══ INPUT RECORDS

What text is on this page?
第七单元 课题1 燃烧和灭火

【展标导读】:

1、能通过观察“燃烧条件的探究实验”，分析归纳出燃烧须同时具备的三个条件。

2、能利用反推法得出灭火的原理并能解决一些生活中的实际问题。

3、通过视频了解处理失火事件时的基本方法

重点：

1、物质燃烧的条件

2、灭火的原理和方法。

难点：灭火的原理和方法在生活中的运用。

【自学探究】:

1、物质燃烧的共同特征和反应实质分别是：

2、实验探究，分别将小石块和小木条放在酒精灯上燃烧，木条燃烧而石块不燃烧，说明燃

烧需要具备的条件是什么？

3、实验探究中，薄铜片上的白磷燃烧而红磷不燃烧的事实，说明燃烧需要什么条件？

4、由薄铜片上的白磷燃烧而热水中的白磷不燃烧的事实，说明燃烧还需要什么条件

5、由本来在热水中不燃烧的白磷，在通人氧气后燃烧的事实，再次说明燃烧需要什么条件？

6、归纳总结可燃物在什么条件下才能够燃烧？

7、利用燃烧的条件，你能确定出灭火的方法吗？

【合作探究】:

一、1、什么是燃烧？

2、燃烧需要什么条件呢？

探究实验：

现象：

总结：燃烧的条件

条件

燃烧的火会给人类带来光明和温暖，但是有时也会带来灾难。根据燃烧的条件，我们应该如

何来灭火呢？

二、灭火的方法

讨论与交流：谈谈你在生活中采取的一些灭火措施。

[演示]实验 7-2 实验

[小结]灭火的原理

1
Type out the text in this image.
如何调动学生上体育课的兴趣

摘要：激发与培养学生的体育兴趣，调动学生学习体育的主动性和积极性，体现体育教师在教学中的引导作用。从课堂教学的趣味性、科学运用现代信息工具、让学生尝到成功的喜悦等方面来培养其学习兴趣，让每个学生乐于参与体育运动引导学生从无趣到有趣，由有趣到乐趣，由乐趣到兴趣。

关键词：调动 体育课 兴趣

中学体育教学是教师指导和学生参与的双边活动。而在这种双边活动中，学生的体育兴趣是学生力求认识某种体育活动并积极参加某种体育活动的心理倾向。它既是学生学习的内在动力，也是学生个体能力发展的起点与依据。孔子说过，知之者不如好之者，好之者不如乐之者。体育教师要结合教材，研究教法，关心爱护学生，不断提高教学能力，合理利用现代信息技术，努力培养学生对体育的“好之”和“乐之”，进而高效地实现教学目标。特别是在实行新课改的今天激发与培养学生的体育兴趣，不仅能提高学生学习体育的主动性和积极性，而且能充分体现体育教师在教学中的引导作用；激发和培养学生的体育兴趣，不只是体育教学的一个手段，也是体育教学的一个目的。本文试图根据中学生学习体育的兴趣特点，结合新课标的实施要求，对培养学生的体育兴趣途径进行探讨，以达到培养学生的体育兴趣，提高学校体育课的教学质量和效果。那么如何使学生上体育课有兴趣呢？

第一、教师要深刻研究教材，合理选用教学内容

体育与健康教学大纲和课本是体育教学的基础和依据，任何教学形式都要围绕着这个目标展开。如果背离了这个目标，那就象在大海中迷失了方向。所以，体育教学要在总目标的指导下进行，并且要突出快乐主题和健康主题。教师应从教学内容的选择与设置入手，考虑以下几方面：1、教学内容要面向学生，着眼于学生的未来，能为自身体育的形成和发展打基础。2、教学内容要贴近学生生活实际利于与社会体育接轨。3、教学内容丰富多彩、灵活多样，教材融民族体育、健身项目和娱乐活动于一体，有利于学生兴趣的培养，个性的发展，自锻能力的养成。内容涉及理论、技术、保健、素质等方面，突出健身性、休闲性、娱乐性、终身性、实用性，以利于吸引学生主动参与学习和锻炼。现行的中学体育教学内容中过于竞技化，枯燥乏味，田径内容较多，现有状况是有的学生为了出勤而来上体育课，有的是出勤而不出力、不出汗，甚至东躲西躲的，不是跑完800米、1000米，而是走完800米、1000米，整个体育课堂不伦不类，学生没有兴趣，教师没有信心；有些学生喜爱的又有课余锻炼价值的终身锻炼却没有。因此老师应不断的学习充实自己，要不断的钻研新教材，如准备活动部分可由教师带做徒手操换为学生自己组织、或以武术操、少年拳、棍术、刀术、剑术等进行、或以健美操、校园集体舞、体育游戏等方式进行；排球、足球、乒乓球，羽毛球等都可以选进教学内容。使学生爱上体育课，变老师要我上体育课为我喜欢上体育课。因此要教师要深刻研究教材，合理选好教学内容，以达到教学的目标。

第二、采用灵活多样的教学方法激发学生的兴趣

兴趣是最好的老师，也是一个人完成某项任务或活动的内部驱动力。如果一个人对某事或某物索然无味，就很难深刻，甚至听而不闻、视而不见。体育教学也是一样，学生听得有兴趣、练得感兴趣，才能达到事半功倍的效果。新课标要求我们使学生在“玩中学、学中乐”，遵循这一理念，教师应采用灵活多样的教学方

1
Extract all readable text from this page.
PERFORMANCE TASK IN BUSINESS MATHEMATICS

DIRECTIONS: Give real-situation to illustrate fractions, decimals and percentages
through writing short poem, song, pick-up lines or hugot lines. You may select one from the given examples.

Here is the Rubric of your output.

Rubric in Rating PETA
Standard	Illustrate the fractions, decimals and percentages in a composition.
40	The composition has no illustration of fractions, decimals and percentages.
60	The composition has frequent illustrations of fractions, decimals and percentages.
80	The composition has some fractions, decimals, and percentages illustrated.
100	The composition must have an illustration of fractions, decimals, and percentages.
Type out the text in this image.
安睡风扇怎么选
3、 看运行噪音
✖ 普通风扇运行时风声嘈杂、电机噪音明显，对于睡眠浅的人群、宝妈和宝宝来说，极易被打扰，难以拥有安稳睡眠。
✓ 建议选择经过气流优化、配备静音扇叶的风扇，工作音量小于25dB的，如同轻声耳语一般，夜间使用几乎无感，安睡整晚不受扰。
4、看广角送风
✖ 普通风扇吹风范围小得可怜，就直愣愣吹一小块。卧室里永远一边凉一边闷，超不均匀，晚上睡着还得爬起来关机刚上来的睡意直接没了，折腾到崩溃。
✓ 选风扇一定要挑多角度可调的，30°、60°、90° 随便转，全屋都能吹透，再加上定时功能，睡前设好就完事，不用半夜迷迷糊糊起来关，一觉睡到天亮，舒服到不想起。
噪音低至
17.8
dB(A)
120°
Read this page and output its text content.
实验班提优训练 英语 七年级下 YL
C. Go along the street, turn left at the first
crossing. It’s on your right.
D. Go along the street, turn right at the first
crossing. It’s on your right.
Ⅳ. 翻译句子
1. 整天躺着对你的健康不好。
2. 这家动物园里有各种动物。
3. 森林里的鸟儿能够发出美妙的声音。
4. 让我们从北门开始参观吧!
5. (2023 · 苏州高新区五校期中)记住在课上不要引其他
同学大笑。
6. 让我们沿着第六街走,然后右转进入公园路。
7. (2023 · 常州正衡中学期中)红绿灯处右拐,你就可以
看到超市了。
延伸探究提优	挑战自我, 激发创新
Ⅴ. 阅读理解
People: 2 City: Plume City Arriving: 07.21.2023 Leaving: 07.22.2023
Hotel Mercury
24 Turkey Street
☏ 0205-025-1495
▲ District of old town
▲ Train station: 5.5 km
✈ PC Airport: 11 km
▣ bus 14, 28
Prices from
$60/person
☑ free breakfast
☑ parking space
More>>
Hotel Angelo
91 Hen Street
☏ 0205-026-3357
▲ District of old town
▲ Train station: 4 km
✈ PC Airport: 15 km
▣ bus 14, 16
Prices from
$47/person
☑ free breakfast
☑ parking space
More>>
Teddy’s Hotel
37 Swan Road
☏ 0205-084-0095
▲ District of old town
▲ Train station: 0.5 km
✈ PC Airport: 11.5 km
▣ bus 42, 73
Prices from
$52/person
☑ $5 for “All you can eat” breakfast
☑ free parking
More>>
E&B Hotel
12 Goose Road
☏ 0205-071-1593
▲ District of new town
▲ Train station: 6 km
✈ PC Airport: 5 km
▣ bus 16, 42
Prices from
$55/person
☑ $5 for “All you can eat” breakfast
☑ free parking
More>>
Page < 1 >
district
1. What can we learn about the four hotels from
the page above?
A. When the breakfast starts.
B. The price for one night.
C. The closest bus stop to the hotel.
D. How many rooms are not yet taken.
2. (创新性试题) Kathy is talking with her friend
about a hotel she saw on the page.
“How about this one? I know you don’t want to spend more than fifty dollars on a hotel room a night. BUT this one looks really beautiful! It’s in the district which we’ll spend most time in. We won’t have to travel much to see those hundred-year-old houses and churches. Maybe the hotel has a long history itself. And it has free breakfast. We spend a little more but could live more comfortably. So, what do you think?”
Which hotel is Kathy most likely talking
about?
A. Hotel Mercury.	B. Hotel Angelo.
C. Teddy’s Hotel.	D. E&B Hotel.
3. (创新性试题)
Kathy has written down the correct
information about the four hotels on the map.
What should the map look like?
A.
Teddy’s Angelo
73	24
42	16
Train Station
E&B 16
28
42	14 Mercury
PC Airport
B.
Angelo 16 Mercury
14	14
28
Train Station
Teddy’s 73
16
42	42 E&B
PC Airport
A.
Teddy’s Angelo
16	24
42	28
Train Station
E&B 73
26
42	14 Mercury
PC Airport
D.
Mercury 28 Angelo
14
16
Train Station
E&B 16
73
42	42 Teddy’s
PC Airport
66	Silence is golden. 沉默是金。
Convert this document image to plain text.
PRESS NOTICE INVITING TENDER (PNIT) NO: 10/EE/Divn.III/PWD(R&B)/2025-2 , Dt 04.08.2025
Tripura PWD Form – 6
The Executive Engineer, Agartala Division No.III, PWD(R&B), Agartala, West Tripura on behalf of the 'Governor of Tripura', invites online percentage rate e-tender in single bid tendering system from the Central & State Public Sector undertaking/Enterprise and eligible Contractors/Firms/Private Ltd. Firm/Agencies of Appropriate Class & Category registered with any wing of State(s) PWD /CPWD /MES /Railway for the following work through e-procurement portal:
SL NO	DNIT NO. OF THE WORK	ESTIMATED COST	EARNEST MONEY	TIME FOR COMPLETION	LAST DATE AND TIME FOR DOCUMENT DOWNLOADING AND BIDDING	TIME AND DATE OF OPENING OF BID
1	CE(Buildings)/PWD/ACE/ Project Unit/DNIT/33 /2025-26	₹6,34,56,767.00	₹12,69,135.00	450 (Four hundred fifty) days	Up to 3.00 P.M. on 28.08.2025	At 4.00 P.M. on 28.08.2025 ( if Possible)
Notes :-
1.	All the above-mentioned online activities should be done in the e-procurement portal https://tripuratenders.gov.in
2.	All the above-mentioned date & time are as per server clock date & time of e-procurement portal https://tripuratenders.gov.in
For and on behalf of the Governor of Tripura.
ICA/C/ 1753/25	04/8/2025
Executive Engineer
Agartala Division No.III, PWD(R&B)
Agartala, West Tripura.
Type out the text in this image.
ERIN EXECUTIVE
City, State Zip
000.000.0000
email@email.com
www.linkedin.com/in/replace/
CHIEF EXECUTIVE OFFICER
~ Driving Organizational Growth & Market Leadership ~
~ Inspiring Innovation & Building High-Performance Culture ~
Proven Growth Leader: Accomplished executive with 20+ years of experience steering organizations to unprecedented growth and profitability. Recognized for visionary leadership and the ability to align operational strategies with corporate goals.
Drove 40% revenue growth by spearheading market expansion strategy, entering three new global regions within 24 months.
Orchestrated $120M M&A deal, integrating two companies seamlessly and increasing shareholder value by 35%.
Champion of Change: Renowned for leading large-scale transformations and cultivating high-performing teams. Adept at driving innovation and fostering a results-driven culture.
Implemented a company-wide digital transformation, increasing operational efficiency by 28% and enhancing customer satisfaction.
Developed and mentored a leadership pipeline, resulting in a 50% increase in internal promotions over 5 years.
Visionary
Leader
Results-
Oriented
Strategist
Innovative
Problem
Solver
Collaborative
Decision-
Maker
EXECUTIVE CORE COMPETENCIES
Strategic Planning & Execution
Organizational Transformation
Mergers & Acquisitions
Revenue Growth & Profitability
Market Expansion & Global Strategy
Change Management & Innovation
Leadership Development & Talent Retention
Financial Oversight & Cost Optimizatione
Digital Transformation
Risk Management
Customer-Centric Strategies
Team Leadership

════

GIVEN EXERCISE —
Which lines in the listing above hold the word "night"? Show each of them.

THE RESULT —
B. The price for one night.
“How about this one? I know you don’t want to spend more than fifty dollars on a hotel room a night. BUT this one looks really beautiful! It’s in the district which we’ll spend most time in. We won’t have to travel much to see those hundred-year-old houses and churches. Maybe the hotel has a long history itself. And it has free breakfast. We spend a little more but could live more comfortably. So, what do you think?”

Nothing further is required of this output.